Dataset entries on figures:
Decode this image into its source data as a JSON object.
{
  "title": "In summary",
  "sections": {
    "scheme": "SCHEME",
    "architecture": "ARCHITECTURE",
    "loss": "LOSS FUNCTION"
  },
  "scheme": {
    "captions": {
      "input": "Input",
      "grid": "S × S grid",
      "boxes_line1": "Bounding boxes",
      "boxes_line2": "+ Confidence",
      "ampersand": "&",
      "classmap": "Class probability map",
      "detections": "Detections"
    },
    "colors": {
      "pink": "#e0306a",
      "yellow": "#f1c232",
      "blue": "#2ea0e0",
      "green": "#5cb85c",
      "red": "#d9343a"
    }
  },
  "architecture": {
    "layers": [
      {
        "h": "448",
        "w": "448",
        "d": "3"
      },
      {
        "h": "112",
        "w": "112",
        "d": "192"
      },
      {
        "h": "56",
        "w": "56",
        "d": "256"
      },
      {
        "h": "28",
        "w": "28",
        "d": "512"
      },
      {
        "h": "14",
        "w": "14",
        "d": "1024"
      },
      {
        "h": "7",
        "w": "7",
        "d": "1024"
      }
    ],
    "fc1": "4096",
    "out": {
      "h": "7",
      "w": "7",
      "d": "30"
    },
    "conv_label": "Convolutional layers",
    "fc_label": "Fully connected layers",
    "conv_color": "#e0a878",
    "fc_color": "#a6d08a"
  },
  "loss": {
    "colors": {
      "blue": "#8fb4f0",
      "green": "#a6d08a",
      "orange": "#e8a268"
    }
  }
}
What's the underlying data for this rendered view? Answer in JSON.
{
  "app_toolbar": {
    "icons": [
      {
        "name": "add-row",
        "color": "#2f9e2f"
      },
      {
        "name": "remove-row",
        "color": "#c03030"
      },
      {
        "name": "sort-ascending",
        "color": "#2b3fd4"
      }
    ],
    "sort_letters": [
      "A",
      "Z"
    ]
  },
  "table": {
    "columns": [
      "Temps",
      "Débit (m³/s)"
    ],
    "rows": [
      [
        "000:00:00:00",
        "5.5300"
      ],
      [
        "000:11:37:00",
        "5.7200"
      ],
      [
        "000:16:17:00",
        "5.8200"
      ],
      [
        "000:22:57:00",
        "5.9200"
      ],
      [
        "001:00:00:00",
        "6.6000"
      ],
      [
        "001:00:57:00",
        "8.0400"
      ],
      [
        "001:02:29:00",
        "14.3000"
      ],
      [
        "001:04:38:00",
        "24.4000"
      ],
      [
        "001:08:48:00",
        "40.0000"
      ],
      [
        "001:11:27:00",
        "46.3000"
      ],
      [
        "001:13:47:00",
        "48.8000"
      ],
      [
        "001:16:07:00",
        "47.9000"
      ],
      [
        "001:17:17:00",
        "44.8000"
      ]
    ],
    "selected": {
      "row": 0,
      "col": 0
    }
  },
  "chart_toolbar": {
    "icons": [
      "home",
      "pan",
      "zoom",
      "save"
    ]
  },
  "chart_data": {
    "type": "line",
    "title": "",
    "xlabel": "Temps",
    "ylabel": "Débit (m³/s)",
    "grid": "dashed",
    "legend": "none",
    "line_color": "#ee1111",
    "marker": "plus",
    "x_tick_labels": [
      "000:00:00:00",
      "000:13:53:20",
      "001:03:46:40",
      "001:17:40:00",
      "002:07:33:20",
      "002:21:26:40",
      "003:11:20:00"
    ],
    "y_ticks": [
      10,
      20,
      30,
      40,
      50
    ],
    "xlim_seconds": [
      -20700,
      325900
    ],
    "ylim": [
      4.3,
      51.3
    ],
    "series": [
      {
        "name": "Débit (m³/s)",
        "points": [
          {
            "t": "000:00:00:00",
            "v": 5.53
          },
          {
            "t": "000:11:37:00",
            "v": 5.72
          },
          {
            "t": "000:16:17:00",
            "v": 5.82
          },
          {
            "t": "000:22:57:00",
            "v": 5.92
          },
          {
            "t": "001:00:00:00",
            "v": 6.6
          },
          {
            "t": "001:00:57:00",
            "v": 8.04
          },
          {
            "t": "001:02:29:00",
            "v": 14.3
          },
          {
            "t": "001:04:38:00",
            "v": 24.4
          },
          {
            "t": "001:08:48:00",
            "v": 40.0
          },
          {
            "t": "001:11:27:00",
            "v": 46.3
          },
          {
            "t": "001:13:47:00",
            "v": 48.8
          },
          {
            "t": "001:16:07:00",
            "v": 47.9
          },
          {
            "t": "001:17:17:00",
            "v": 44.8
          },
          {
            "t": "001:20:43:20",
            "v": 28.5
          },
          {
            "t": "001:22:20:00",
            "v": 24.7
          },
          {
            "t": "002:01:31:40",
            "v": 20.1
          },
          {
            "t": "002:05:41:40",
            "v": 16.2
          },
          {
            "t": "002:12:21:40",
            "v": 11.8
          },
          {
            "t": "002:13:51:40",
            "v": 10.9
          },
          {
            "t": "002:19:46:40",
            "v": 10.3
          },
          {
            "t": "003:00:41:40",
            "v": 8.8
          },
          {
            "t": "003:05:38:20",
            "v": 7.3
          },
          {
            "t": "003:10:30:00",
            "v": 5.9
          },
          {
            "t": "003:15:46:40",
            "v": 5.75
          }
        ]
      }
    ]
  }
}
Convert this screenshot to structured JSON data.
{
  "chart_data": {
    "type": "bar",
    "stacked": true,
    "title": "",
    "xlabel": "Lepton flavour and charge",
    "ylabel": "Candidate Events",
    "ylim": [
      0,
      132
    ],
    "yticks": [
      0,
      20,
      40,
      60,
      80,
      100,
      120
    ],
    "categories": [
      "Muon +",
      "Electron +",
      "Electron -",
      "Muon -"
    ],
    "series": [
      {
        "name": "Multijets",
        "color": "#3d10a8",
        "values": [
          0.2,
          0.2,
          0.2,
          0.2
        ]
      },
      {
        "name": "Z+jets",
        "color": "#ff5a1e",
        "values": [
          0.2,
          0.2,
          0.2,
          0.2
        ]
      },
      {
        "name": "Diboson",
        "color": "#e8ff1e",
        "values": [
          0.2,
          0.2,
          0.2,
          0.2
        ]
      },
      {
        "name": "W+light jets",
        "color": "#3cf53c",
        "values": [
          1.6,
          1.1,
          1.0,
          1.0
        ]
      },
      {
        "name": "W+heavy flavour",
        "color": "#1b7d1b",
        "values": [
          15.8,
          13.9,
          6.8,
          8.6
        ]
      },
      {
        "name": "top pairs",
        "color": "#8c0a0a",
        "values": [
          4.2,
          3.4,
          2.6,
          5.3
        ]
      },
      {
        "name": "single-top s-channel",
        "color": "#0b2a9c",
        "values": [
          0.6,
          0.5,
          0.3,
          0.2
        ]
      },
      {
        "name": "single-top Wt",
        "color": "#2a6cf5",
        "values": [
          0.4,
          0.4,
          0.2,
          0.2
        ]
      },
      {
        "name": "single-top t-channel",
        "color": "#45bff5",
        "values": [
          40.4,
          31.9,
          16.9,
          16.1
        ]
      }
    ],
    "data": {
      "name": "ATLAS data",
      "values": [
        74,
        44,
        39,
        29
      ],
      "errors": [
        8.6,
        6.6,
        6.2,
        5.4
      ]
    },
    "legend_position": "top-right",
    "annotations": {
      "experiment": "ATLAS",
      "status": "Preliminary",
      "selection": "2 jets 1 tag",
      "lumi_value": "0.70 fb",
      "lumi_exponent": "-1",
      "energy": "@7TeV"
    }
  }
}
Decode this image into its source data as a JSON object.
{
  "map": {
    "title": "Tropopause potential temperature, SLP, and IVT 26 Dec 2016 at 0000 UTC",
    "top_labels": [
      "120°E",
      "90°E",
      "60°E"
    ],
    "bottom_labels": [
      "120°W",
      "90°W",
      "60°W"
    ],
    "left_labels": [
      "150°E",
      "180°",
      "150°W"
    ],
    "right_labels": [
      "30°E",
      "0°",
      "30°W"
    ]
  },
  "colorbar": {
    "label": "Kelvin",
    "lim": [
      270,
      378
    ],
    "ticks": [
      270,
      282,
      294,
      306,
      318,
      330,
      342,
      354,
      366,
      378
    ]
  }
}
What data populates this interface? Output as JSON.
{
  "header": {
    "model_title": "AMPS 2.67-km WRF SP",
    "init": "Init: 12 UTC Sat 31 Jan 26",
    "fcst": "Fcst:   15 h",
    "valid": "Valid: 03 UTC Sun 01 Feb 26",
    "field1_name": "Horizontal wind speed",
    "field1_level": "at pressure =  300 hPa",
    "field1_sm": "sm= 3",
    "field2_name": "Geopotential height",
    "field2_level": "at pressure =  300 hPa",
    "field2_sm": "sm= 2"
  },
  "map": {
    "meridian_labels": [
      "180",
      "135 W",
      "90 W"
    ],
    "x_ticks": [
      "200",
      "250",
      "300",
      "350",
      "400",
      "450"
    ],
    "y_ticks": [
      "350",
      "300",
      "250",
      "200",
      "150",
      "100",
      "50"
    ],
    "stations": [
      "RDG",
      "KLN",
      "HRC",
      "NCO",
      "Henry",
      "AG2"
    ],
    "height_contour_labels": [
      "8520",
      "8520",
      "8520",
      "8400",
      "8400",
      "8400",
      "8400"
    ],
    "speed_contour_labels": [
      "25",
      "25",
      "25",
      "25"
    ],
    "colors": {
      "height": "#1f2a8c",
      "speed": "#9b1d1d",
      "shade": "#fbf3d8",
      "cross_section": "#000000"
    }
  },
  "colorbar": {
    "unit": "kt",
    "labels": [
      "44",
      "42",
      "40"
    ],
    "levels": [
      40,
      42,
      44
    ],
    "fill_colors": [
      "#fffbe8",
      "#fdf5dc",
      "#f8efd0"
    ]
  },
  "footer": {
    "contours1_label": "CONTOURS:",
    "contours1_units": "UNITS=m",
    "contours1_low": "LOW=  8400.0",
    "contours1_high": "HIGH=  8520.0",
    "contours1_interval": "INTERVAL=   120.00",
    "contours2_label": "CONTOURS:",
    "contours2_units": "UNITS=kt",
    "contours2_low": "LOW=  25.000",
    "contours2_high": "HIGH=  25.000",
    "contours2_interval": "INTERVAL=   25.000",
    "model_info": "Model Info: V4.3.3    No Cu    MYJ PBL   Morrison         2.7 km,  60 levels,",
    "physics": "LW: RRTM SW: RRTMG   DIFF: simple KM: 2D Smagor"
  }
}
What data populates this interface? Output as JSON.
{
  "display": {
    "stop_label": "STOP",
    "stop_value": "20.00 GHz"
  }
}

▸ **EXERCISE DIRECTIONS**:
Determine the number of lines in the listing that hold the word "UNITS", and supply that number and nothing further.

▸ **SOLUTION**:
2